(Recorded data)

"""

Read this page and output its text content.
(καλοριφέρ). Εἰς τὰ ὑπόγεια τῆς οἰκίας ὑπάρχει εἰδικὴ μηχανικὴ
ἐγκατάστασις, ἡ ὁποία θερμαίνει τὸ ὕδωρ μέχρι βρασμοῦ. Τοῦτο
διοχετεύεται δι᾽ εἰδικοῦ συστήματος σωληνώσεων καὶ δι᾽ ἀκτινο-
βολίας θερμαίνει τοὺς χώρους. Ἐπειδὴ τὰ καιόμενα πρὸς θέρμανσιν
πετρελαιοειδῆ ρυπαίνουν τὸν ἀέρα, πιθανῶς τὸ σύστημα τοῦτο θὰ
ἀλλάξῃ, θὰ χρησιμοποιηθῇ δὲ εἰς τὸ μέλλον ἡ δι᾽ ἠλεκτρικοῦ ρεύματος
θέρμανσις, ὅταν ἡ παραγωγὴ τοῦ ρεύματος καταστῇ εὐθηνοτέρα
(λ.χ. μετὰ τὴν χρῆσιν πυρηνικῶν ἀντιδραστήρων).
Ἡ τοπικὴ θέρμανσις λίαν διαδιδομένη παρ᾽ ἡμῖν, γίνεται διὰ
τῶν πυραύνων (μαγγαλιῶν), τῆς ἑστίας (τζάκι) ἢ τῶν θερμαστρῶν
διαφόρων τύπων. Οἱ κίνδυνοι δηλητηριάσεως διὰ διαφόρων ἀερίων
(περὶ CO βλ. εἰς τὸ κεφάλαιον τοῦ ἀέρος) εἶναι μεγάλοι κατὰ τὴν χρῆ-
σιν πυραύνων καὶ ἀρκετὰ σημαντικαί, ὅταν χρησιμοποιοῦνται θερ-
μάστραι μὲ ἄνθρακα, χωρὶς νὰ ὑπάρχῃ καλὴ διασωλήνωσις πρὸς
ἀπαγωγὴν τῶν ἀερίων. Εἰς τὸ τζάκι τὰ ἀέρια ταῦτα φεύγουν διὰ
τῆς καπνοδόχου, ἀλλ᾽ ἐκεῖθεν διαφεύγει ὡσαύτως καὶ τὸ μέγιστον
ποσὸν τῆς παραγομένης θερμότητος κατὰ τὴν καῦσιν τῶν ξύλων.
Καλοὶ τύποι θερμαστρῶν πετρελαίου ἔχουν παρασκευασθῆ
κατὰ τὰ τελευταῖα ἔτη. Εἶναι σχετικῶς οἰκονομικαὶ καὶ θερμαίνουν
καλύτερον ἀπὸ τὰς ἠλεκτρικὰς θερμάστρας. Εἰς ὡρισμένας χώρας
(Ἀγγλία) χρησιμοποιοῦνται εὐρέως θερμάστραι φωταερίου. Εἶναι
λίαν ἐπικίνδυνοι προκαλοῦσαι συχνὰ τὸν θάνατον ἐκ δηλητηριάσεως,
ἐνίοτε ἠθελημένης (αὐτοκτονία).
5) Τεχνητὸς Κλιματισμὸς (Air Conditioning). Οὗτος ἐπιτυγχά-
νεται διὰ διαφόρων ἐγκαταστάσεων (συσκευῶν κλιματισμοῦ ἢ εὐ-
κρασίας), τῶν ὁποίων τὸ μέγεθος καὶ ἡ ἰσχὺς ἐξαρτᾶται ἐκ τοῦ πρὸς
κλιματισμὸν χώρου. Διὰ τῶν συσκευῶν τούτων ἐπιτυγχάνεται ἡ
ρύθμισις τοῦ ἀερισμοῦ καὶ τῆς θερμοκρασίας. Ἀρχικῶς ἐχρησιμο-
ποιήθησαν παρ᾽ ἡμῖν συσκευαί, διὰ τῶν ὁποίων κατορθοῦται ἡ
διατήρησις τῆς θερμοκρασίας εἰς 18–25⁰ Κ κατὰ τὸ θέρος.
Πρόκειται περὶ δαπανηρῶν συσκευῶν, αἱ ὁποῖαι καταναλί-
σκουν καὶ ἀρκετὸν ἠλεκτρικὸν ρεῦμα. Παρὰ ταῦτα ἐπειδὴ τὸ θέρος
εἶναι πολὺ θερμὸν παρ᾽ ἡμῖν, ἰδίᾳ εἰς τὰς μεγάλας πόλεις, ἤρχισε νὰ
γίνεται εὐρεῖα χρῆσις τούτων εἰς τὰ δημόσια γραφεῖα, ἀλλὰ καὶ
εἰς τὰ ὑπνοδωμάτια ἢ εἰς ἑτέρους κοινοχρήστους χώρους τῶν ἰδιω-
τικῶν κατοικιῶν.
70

"""

■ **Direction**
Restate each entry exactly, skipping none.

■ **Solved exercise**
Read this page and output its text content.
(καλοριφέρ). Εἰς τὰ ὑπόγεια τῆς οἰκίας ὑπάρχει εἰδικὴ μηχανικὴ
ἐγκατάστασις, ἡ ὁποία θερμαίνει τὸ ὕδωρ μέχρι βρασμοῦ. Τοῦτο
διοχετεύεται δι᾽ εἰδικοῦ συστήματος σωληνώσεων καὶ δι᾽ ἀκτινο-
βολίας θερμαίνει τοὺς χώρους. Ἐπειδὴ τὰ καιόμενα πρὸς θέρμανσιν
πετρελαιοειδῆ ρυπαίνουν τὸν ἀέρα, πιθανῶς τὸ σύστημα τοῦτο θὰ
ἀλλάξῃ, θὰ χρησιμοποιηθῇ δὲ εἰς τὸ μέλλον ἡ δι᾽ ἠλεκτρικοῦ ρεύματος
θέρμανσις, ὅταν ἡ παραγωγὴ τοῦ ρεύματος καταστῇ εὐθηνοτέρα
(λ.χ. μετὰ τὴν χρῆσιν πυρηνικῶν ἀντιδραστήρων).
Ἡ τοπικὴ θέρμανσις λίαν διαδιδομένη παρ᾽ ἡμῖν, γίνεται διὰ
τῶν πυραύνων (μαγγαλιῶν), τῆς ἑστίας (τζάκι) ἢ τῶν θερμαστρῶν
διαφόρων τύπων. Οἱ κίνδυνοι δηλητηριάσεως διὰ διαφόρων ἀερίων
(περὶ CO βλ. εἰς τὸ κεφάλαιον τοῦ ἀέρος) εἶναι μεγάλοι κατὰ τὴν χρῆ-
σιν πυραύνων καὶ ἀρκετὰ σημαντικαί, ὅταν χρησιμοποιοῦνται θερ-
μάστραι μὲ ἄνθρακα, χωρὶς νὰ ὑπάρχῃ καλὴ διασωλήνωσις πρὸς
ἀπαγωγὴν τῶν ἀερίων. Εἰς τὸ τζάκι τὰ ἀέρια ταῦτα φεύγουν διὰ
τῆς καπνοδόχου, ἀλλ᾽ ἐκεῖθεν διαφεύγει ὡσαύτως καὶ τὸ μέγιστον
ποσὸν τῆς παραγομένης θερμότητος κατὰ τὴν καῦσιν τῶν ξύλων.
Καλοὶ τύποι θερμαστρῶν πετρελαίου ἔχουν παρασκευασθῆ
κατὰ τὰ τελευταῖα ἔτη. Εἶναι σχετικῶς οἰκονομικαὶ καὶ θερμαίνουν
καλύτερον ἀπὸ τὰς ἠλεκτρικὰς θερμάστρας. Εἰς ὡρισμένας χώρας
(Ἀγγλία) χρησιμοποιοῦνται εὐρέως θερμάστραι φωταερίου. Εἶναι
λίαν ἐπικίνδυνοι προκαλοῦσαι συχνὰ τὸν θάνατον ἐκ δηλητηριάσεως,
ἐνίοτε ἠθελημένης (αὐτοκτονία).
5) Τεχνητὸς Κλιματισμὸς (Air Conditioning). Οὗτος ἐπιτυγχά-
νεται διὰ διαφόρων ἐγκαταστάσεων (συσκευῶν κλιματισμοῦ ἢ εὐ-
κρασίας), τῶν ὁποίων τὸ μέγεθος καὶ ἡ ἰσχὺς ἐξαρτᾶται ἐκ τοῦ πρὸς
κλιματισμὸν χώρου. Διὰ τῶν συσκευῶν τούτων ἐπιτυγχάνεται ἡ
ρύθμισις τοῦ ἀερισμοῦ καὶ τῆς θερμοκρασίας. Ἀρχικῶς ἐχρησιμο-
ποιήθησαν παρ᾽ ἡμῖν συσκευαί, διὰ τῶν ὁποίων κατορθοῦται ἡ
διατήρησις τῆς θερμοκρασίας εἰς 18–25⁰ Κ κατὰ τὸ θέρος.
Πρόκειται περὶ δαπανηρῶν συσκευῶν, αἱ ὁποῖαι καταναλί-
σκουν καὶ ἀρκετὸν ἠλεκτρικὸν ρεῦμα. Παρὰ ταῦτα ἐπειδὴ τὸ θέρος
εἶναι πολὺ θερμὸν παρ᾽ ἡμῖν, ἰδίᾳ εἰς τὰς μεγάλας πόλεις, ἤρχισε νὰ
γίνεται εὐρεῖα χρῆσις τούτων εἰς τὰ δημόσια γραφεῖα, ἀλλὰ καὶ
εἰς τὰ ὑπνοδωμάτια ἢ εἰς ἑτέρους κοινοχρήστους χώρους τῶν ἰδιω-
τικῶν κατοικιῶν.
70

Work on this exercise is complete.